Repeat each record below exactly, dropping the pictures.

(Entries from a dataset)
==*==
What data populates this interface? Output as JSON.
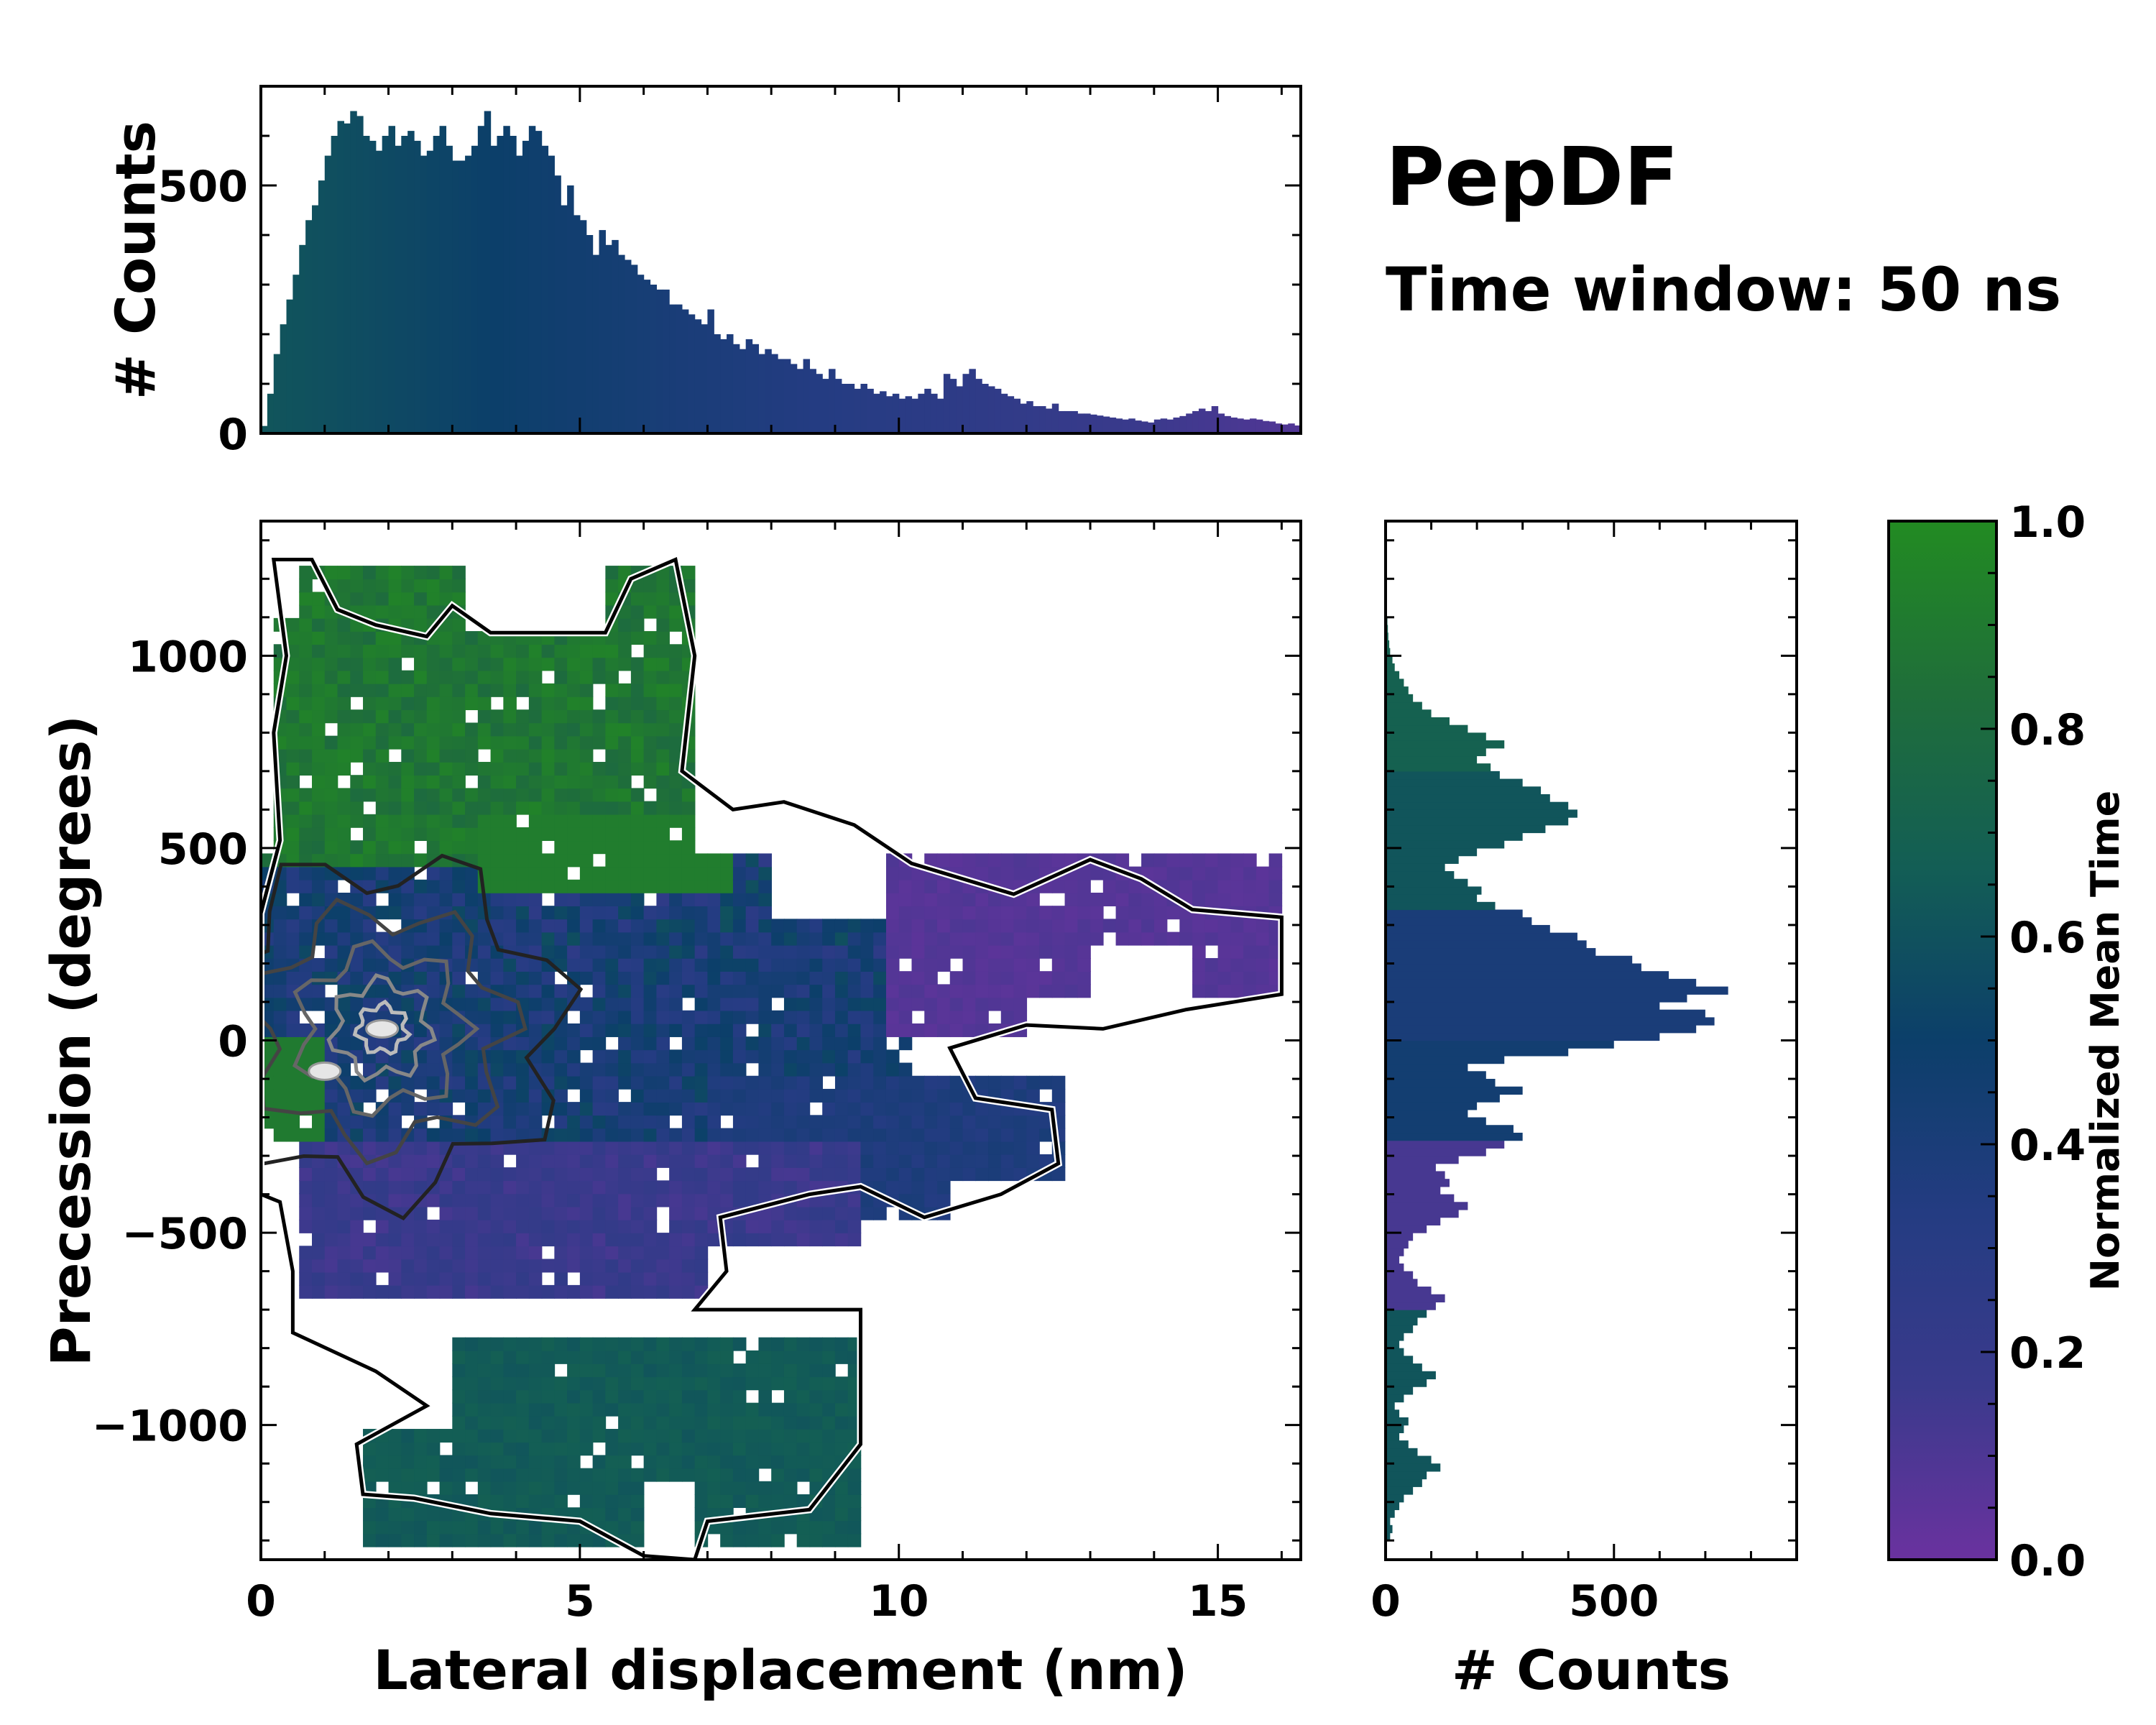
{
  "title": "PepDF",
  "subtitle": "Time window: 50 ns",
  "colors": {
    "purple": "#6a329f",
    "blue": "#243c82",
    "navy": "#0c3f6a",
    "teal": "#135e55",
    "green": "#228b22"
  },
  "chart_data": [
    {
      "name": "top-histogram",
      "type": "bar",
      "xlim": [
        0,
        16.3
      ],
      "ylim": [
        0,
        700
      ],
      "ylabel": "# Counts",
      "yticks": [
        {
          "v": 0,
          "label": "0"
        },
        {
          "v": 500,
          "label": "500"
        }
      ],
      "x_start": 0.05,
      "bin_width": 0.1,
      "values": [
        15,
        80,
        160,
        220,
        270,
        320,
        380,
        430,
        460,
        510,
        560,
        600,
        630,
        625,
        650,
        640,
        600,
        590,
        570,
        600,
        620,
        580,
        600,
        610,
        590,
        560,
        570,
        600,
        620,
        580,
        550,
        550,
        560,
        580,
        620,
        650,
        580,
        600,
        620,
        600,
        560,
        590,
        620,
        610,
        580,
        560,
        520,
        460,
        500,
        440,
        430,
        400,
        360,
        410,
        380,
        390,
        360,
        350,
        340,
        320,
        310,
        300,
        290,
        290,
        260,
        260,
        250,
        240,
        230,
        220,
        250,
        200,
        190,
        200,
        180,
        170,
        190,
        180,
        160,
        170,
        160,
        150,
        150,
        140,
        130,
        150,
        130,
        120,
        110,
        130,
        110,
        100,
        100,
        90,
        100,
        90,
        80,
        85,
        75,
        80,
        70,
        75,
        70,
        80,
        90,
        80,
        70,
        120,
        110,
        95,
        120,
        130,
        110,
        100,
        95,
        90,
        80,
        75,
        70,
        60,
        65,
        55,
        55,
        50,
        60,
        45,
        45,
        45,
        40,
        40,
        38,
        36,
        34,
        32,
        30,
        28,
        30,
        26,
        24,
        22,
        28,
        30,
        28,
        32,
        35,
        40,
        45,
        50,
        45,
        55,
        40,
        35,
        32,
        30,
        28,
        30,
        28,
        25,
        24,
        20,
        18,
        20,
        16,
        15,
        14,
        13,
        12,
        11,
        12,
        10,
        9,
        10,
        8,
        9,
        8,
        10,
        14,
        12,
        10,
        8,
        7,
        6,
        8,
        7,
        6,
        5,
        6,
        5
      ],
      "bar_colors": [
        "#153f6a",
        "#135e55",
        "#0c3f6a"
      ]
    },
    {
      "name": "heatmap",
      "type": "heatmap",
      "xlim": [
        0,
        16.3
      ],
      "ylim": [
        -1350,
        1350
      ],
      "xlabel": "Lateral displacement (nm)",
      "ylabel": "Precession (degrees)",
      "xticks": [
        {
          "v": 0,
          "label": "0"
        },
        {
          "v": 5,
          "label": "5"
        },
        {
          "v": 10,
          "label": "10"
        },
        {
          "v": 15,
          "label": "15"
        }
      ],
      "yticks": [
        {
          "v": -1000,
          "label": "−1000"
        },
        {
          "v": -500,
          "label": "−500"
        },
        {
          "v": 0,
          "label": "0"
        },
        {
          "v": 500,
          "label": "500"
        },
        {
          "v": 1000,
          "label": "1000"
        }
      ],
      "cmap": [
        "#6a329f",
        "#3a3a8c",
        "#243c82",
        "#0c3f6a",
        "#135e55",
        "#1f6e3a",
        "#228b22"
      ],
      "regions": [
        {
          "label": "upper-left cluster",
          "x": [
            0.3,
            6.8
          ],
          "y": [
            450,
            1250
          ],
          "value": 0.85
        },
        {
          "label": "upper-middle band",
          "x": [
            4,
            10
          ],
          "y": [
            200,
            650
          ],
          "value": 0.35
        },
        {
          "label": "right arm",
          "x": [
            10,
            16
          ],
          "y": [
            0,
            480
          ],
          "value": 0.05
        },
        {
          "label": "core",
          "x": [
            0,
            8
          ],
          "y": [
            -300,
            300
          ],
          "value": 0.45
        },
        {
          "label": "lower band",
          "x": [
            0.5,
            9
          ],
          "y": [
            -650,
            -250
          ],
          "value": 0.15
        },
        {
          "label": "lower-right arm",
          "x": [
            7,
            12.5
          ],
          "y": [
            -450,
            -100
          ],
          "value": 0.35
        },
        {
          "label": "bottom cluster",
          "x": [
            1.5,
            9.5
          ],
          "y": [
            -1300,
            -750
          ],
          "value": 0.65
        }
      ],
      "hotspots": [
        {
          "x": 1.9,
          "y": 30,
          "label": "peak"
        },
        {
          "x": 1.0,
          "y": -80,
          "label": "secondary"
        }
      ]
    },
    {
      "name": "right-histogram",
      "type": "bar",
      "orientation": "horizontal",
      "ylim": [
        -1350,
        1350
      ],
      "xlim": [
        0,
        900
      ],
      "xlabel": "# Counts",
      "xticks": [
        {
          "v": 0,
          "label": "0"
        },
        {
          "v": 500,
          "label": "500"
        }
      ],
      "y_start": -1300,
      "bin_width": 20,
      "values": [
        10,
        15,
        10,
        20,
        30,
        40,
        60,
        80,
        90,
        120,
        100,
        70,
        50,
        30,
        40,
        50,
        30,
        20,
        40,
        60,
        90,
        110,
        80,
        60,
        40,
        30,
        40,
        60,
        70,
        90,
        110,
        130,
        100,
        70,
        60,
        40,
        30,
        40,
        50,
        60,
        90,
        120,
        160,
        180,
        150,
        120,
        140,
        130,
        110,
        160,
        220,
        260,
        300,
        280,
        220,
        180,
        200,
        250,
        300,
        240,
        220,
        180,
        260,
        400,
        500,
        600,
        680,
        720,
        700,
        600,
        660,
        750,
        680,
        620,
        560,
        540,
        460,
        440,
        420,
        360,
        320,
        300,
        240,
        200,
        210,
        180,
        150,
        130,
        160,
        200,
        260,
        300,
        350,
        400,
        420,
        400,
        360,
        340,
        300,
        250,
        230,
        200,
        220,
        260,
        220,
        180,
        140,
        100,
        80,
        60,
        50,
        40,
        30,
        20,
        15,
        10,
        8,
        6,
        5,
        4
      ],
      "bar_colors": [
        "#135e55",
        "#243c82",
        "#6a329f"
      ]
    },
    {
      "name": "colorbar",
      "type": "colorbar",
      "label": "Normalized Mean Time",
      "range": [
        0,
        1
      ],
      "ticks": [
        {
          "v": 0,
          "label": "0.0"
        },
        {
          "v": 0.2,
          "label": "0.2"
        },
        {
          "v": 0.4,
          "label": "0.4"
        },
        {
          "v": 0.6,
          "label": "0.6"
        },
        {
          "v": 0.8,
          "label": "0.8"
        },
        {
          "v": 1,
          "label": "1.0"
        }
      ],
      "stops": [
        "#6a329f",
        "#3a3a8c",
        "#243c82",
        "#0c3f6a",
        "#135e55",
        "#1f6e3a",
        "#228b22"
      ]
    }
  ]
}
==*==
__Final result__
What data populates this interface? Output as JSON.
{
  "title": "PepDF",
  "subtitle": "Time window: 50 ns",
  "colors": {
    "purple": "#6a329f",
    "blue": "#243c82",
    "navy": "#0c3f6a",
    "teal": "#135e55",
    "green": "#228b22"
  },
  "chart_data": [
    {
      "name": "top-histogram",
      "type": "bar",
      "xlim": [
        0,
        16.3
      ],
      "ylim": [
        0,
        700
      ],
      "ylabel": "# Counts",
      "yticks": [
        {
          "v": 0,
          "label": "0"
        },
        {
          "v": 500,
          "label": "500"
        }
      ],
      "x_start": 0.05,
      "bin_width": 0.1,
      "values": [
        15,
        80,
        160,
        220,
        270,
        320,
        380,
        430,
        460,
        510,
        560,
        600,
        630,
        625,
        650,
        640,
        600,
        590,
        570,
        600,
        620,
        580,
        600,
        610,
        590,
        560,
        570,
        600,
        620,
        580,
        550,
        550,
        560,
        580,
        620,
        650,
        580,
        600,
        620,
        600,
        560,
        590,
        620,
        610,
        580,
        560,
        520,
        460,
        500,
        440,
        430,
        400,
        360,
        410,
        380,
        390,
        360,
        350,
        340,
        320,
        310,
        300,
        290,
        290,
        260,
        260,
        250,
        240,
        230,
        220,
        250,
        200,
        190,
        200,
        180,
        170,
        190,
        180,
        160,
        170,
        160,
        150,
        150,
        140,
        130,
        150,
        130,
        120,
        110,
        130,
        110,
        100,
        100,
        90,
        100,
        90,
        80,
        85,
        75,
        80,
        70,
        75,
        70,
        80,
        90,
        80,
        70,
        120,
        110,
        95,
        120,
        130,
        110,
        100,
        95,
        90,
        80,
        75,
        70,
        60,
        65,
        55,
        55,
        50,
        60,
        45,
        45,
        45,
        40,
        40,
        38,
        36,
        34,
        32,
        30,
        28,
        30,
        26,
        24,
        22,
        28,
        30,
        28,
        32,
        35,
        40,
        45,
        50,
        45,
        55,
        40,
        35,
        32,
        30,
        28,
        30,
        28,
        25,
        24,
        20,
        18,
        20,
        16,
        15,
        14,
        13,
        12,
        11,
        12,
        10,
        9,
        10,
        8,
        9,
        8,
        10,
        14,
        12,
        10,
        8,
        7,
        6,
        8,
        7,
        6,
        5,
        6,
        5
      ],
      "bar_colors": [
        "#153f6a",
        "#135e55",
        "#0c3f6a"
      ]
    },
    {
      "name": "heatmap",
      "type": "heatmap",
      "xlim": [
        0,
        16.3
      ],
      "ylim": [
        -1350,
        1350
      ],
      "xlabel": "Lateral displacement (nm)",
      "ylabel": "Precession (degrees)",
      "xticks": [
        {
          "v": 0,
          "label": "0"
        },
        {
          "v": 5,
          "label": "5"
        },
        {
          "v": 10,
          "label": "10"
        },
        {
          "v": 15,
          "label": "15"
        }
      ],
      "yticks": [
        {
          "v": -1000,
          "label": "−1000"
        },
        {
          "v": -500,
          "label": "−500"
        },
        {
          "v": 0,
          "label": "0"
        },
        {
          "v": 500,
          "label": "500"
        },
        {
          "v": 1000,
          "label": "1000"
        }
      ],
      "cmap": [
        "#6a329f",
        "#3a3a8c",
        "#243c82",
        "#0c3f6a",
        "#135e55",
        "#1f6e3a",
        "#228b22"
      ],
      "regions": [
        {
          "label": "upper-left cluster",
          "x": [
            0.3,
            6.8
          ],
          "y": [
            450,
            1250
          ],
          "value": 0.85
        },
        {
          "label": "upper-middle band",
          "x": [
            4,
            10
          ],
          "y": [
            200,
            650
          ],
          "value": 0.35
        },
        {
          "label": "right arm",
          "x": [
            10,
            16
          ],
          "y": [
            0,
            480
          ],
          "value": 0.05
        },
        {
          "label": "core",
          "x": [
            0,
            8
          ],
          "y": [
            -300,
            300
          ],
          "value": 0.45
        },
        {
          "label": "lower band",
          "x": [
            0.5,
            9
          ],
          "y": [
            -650,
            -250
          ],
          "value": 0.15
        },
        {
          "label": "lower-right arm",
          "x": [
            7,
            12.5
          ],
          "y": [
            -450,
            -100
          ],
          "value": 0.35
        },
        {
          "label": "bottom cluster",
          "x": [
            1.5,
            9.5
          ],
          "y": [
            -1300,
            -750
          ],
          "value": 0.65
        }
      ],
      "hotspots": [
        {
          "x": 1.9,
          "y": 30,
          "label": "peak"
        },
        {
          "x": 1.0,
          "y": -80,
          "label": "secondary"
        }
      ]
    },
    {
      "name": "right-histogram",
      "type": "bar",
      "orientation": "horizontal",
      "ylim": [
        -1350,
        1350
      ],
      "xlim": [
        0,
        900
      ],
      "xlabel": "# Counts",
      "xticks": [
        {
          "v": 0,
          "label": "0"
        },
        {
          "v": 500,
          "label": "500"
        }
      ],
      "y_start": -1300,
      "bin_width": 20,
      "values": [
        10,
        15,
        10,
        20,
        30,
        40,
        60,
        80,
        90,
        120,
        100,
        70,
        50,
        30,
        40,
        50,
        30,
        20,
        40,
        60,
        90,
        110,
        80,
        60,
        40,
        30,
        40,
        60,
        70,
        90,
        110,
        130,
        100,
        70,
        60,
        40,
        30,
        40,
        50,
        60,
        90,
        120,
        160,
        180,
        150,
        120,
        140,
        130,
        110,
        160,
        220,
        260,
        300,
        280,
        220,
        180,
        200,
        250,
        300,
        240,
        220,
        180,
        260,
        400,
        500,
        600,
        680,
        720,
        700,
        600,
        660,
        750,
        680,
        620,
        560,
        540,
        460,
        440,
        420,
        360,
        320,
        300,
        240,
        200,
        210,
        180,
        150,
        130,
        160,
        200,
        260,
        300,
        350,
        400,
        420,
        400,
        360,
        340,
        300,
        250,
        230,
        200,
        220,
        260,
        220,
        180,
        140,
        100,
        80,
        60,
        50,
        40,
        30,
        20,
        15,
        10,
        8,
        6,
        5,
        4
      ],
      "bar_colors": [
        "#135e55",
        "#243c82",
        "#6a329f"
      ]
    },
    {
      "name": "colorbar",
      "type": "colorbar",
      "label": "Normalized Mean Time",
      "range": [
        0,
        1
      ],
      "ticks": [
        {
          "v": 0,
          "label": "0.0"
        },
        {
          "v": 0.2,
          "label": "0.2"
        },
        {
          "v": 0.4,
          "label": "0.4"
        },
        {
          "v": 0.6,
          "label": "0.6"
        },
        {
          "v": 0.8,
          "label": "0.8"
        },
        {
          "v": 1,
          "label": "1.0"
        }
      ],
      "stops": [
        "#6a329f",
        "#3a3a8c",
        "#243c82",
        "#0c3f6a",
        "#135e55",
        "#1f6e3a",
        "#228b22"
      ]
    }
  ]
}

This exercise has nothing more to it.